┌─ DATA EXCERPTS

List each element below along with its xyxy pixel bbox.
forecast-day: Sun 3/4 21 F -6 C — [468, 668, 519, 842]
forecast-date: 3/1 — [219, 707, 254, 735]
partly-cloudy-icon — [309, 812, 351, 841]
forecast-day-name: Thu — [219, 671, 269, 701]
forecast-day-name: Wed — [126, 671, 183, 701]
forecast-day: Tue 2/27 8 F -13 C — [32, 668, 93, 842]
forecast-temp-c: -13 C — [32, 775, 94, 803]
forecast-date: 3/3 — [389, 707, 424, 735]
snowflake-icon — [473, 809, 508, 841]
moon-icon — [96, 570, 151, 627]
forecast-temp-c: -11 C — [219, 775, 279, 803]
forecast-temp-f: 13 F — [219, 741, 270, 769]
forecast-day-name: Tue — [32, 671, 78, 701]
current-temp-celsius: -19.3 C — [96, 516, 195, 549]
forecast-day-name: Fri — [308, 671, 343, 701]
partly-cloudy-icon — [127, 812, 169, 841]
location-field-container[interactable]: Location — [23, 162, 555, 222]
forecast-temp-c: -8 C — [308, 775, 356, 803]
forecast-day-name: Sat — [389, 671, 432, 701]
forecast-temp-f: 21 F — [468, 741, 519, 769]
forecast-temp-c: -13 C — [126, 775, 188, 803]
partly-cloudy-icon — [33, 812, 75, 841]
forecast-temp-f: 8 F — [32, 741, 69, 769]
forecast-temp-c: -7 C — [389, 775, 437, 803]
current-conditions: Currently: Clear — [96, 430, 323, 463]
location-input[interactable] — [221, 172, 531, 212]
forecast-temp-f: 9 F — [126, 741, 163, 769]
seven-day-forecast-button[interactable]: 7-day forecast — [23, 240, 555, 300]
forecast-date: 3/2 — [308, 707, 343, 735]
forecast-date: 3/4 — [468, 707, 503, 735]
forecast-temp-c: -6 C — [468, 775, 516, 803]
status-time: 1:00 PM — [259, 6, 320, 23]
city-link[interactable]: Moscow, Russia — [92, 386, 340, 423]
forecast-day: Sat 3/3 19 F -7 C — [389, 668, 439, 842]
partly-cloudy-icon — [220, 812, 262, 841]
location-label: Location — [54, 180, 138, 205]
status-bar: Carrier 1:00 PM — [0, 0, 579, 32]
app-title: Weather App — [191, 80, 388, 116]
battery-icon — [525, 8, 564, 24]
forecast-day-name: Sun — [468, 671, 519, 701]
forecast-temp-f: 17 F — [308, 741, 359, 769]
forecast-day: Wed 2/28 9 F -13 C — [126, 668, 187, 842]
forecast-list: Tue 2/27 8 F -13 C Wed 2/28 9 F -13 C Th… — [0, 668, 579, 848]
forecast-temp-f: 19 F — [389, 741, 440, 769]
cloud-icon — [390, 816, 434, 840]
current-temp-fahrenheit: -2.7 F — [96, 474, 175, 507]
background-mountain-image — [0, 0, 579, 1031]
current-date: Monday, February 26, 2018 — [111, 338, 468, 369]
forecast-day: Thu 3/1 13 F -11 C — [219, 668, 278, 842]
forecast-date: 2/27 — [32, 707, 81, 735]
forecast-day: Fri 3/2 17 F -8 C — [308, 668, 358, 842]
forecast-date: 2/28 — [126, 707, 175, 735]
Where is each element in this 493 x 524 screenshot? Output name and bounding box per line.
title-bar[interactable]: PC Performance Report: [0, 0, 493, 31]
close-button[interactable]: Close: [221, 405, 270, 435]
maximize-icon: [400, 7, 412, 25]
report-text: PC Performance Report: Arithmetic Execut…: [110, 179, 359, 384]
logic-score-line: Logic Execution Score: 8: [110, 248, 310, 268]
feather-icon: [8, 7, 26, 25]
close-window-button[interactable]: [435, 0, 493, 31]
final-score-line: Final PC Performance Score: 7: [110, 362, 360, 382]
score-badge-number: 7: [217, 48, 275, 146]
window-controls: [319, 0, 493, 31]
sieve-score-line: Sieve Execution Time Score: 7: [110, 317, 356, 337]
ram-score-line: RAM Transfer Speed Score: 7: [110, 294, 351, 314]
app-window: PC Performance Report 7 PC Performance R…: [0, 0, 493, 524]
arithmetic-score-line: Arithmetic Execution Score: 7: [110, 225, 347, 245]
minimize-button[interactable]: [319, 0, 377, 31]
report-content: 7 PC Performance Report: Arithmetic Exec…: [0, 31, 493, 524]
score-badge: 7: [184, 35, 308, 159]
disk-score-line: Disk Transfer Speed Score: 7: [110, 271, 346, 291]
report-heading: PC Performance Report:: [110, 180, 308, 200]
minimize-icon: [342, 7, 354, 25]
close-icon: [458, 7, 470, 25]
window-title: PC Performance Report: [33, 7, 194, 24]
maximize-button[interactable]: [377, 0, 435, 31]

└─

PROBLEM TO WORK ON —
Copy out all of the lines above word for word, with nothing changed.

RIGHT ANSWER —
List each element below along with its xyxy pixel bbox.
forecast-day: Sun 3/4 21 F -6 C — [468, 668, 519, 842]
forecast-date: 3/1 — [219, 707, 254, 735]
partly-cloudy-icon — [309, 812, 351, 841]
forecast-day-name: Thu — [219, 671, 269, 701]
forecast-day-name: Wed — [126, 671, 183, 701]
forecast-day: Tue 2/27 8 F -13 C — [32, 668, 93, 842]
forecast-temp-c: -13 C — [32, 775, 94, 803]
forecast-date: 3/3 — [389, 707, 424, 735]
snowflake-icon — [473, 809, 508, 841]
moon-icon — [96, 570, 151, 627]
forecast-temp-c: -11 C — [219, 775, 279, 803]
forecast-temp-f: 13 F — [219, 741, 270, 769]
forecast-day-name: Tue — [32, 671, 78, 701]
current-temp-celsius: -19.3 C — [96, 516, 195, 549]
forecast-day-name: Fri — [308, 671, 343, 701]
partly-cloudy-icon — [127, 812, 169, 841]
location-field-container[interactable]: Location — [23, 162, 555, 222]
forecast-temp-c: -8 C — [308, 775, 356, 803]
forecast-day-name: Sat — [389, 671, 432, 701]
forecast-temp-f: 21 F — [468, 741, 519, 769]
forecast-temp-c: -13 C — [126, 775, 188, 803]
partly-cloudy-icon — [33, 812, 75, 841]
forecast-temp-f: 8 F — [32, 741, 69, 769]
forecast-temp-c: -7 C — [389, 775, 437, 803]
current-conditions: Currently: Clear — [96, 430, 323, 463]
location-input[interactable] — [221, 172, 531, 212]
forecast-temp-f: 9 F — [126, 741, 163, 769]
seven-day-forecast-button[interactable]: 7-day forecast — [23, 240, 555, 300]
forecast-date: 3/2 — [308, 707, 343, 735]
forecast-date: 3/4 — [468, 707, 503, 735]
forecast-temp-c: -6 C — [468, 775, 516, 803]
status-time: 1:00 PM — [259, 6, 320, 23]
city-link[interactable]: Moscow, Russia — [92, 386, 340, 423]
forecast-day: Sat 3/3 19 F -7 C — [389, 668, 439, 842]
partly-cloudy-icon — [220, 812, 262, 841]
location-label: Location — [54, 180, 138, 205]
status-bar: Carrier 1:00 PM — [0, 0, 579, 32]
app-title: Weather App — [191, 80, 388, 116]
battery-icon — [525, 8, 564, 24]
forecast-day-name: Sun — [468, 671, 519, 701]
forecast-temp-f: 17 F — [308, 741, 359, 769]
forecast-day: Wed 2/28 9 F -13 C — [126, 668, 187, 842]
forecast-list: Tue 2/27 8 F -13 C Wed 2/28 9 F -13 C Th… — [0, 668, 579, 848]
forecast-temp-f: 19 F — [389, 741, 440, 769]
cloud-icon — [390, 816, 434, 840]
current-temp-fahrenheit: -2.7 F — [96, 474, 175, 507]
background-mountain-image — [0, 0, 579, 1031]
current-date: Monday, February 26, 2018 — [111, 338, 468, 369]
forecast-day: Thu 3/1 13 F -11 C — [219, 668, 278, 842]
forecast-date: 2/27 — [32, 707, 81, 735]
forecast-day: Fri 3/2 17 F -8 C — [308, 668, 358, 842]
forecast-date: 2/28 — [126, 707, 175, 735]
Where is each element in this 493 x 524 screenshot? Output name and bounding box per line.
title-bar[interactable]: PC Performance Report: [0, 0, 493, 31]
close-button[interactable]: Close: [221, 405, 270, 435]
maximize-icon: [400, 7, 412, 25]
report-text: PC Performance Report: Arithmetic Execut…: [110, 179, 359, 384]
logic-score-line: Logic Execution Score: 8: [110, 248, 310, 268]
feather-icon: [8, 7, 26, 25]
close-window-button[interactable]: [435, 0, 493, 31]
final-score-line: Final PC Performance Score: 7: [110, 362, 360, 382]
score-badge-number: 7: [217, 48, 275, 146]
window-controls: [319, 0, 493, 31]
sieve-score-line: Sieve Execution Time Score: 7: [110, 317, 356, 337]
ram-score-line: RAM Transfer Speed Score: 7: [110, 294, 351, 314]
app-window: PC Performance Report 7 PC Performance R…: [0, 0, 493, 524]
arithmetic-score-line: Arithmetic Execution Score: 7: [110, 225, 347, 245]
minimize-button[interactable]: [319, 0, 377, 31]
report-content: 7 PC Performance Report: Arithmetic Exec…: [0, 31, 493, 524]
score-badge: 7: [184, 35, 308, 159]
disk-score-line: Disk Transfer Speed Score: 7: [110, 271, 346, 291]
report-heading: PC Performance Report:: [110, 180, 308, 200]
minimize-icon: [342, 7, 354, 25]
close-icon: [458, 7, 470, 25]
window-title: PC Performance Report: [33, 7, 194, 24]
maximize-button[interactable]: [377, 0, 435, 31]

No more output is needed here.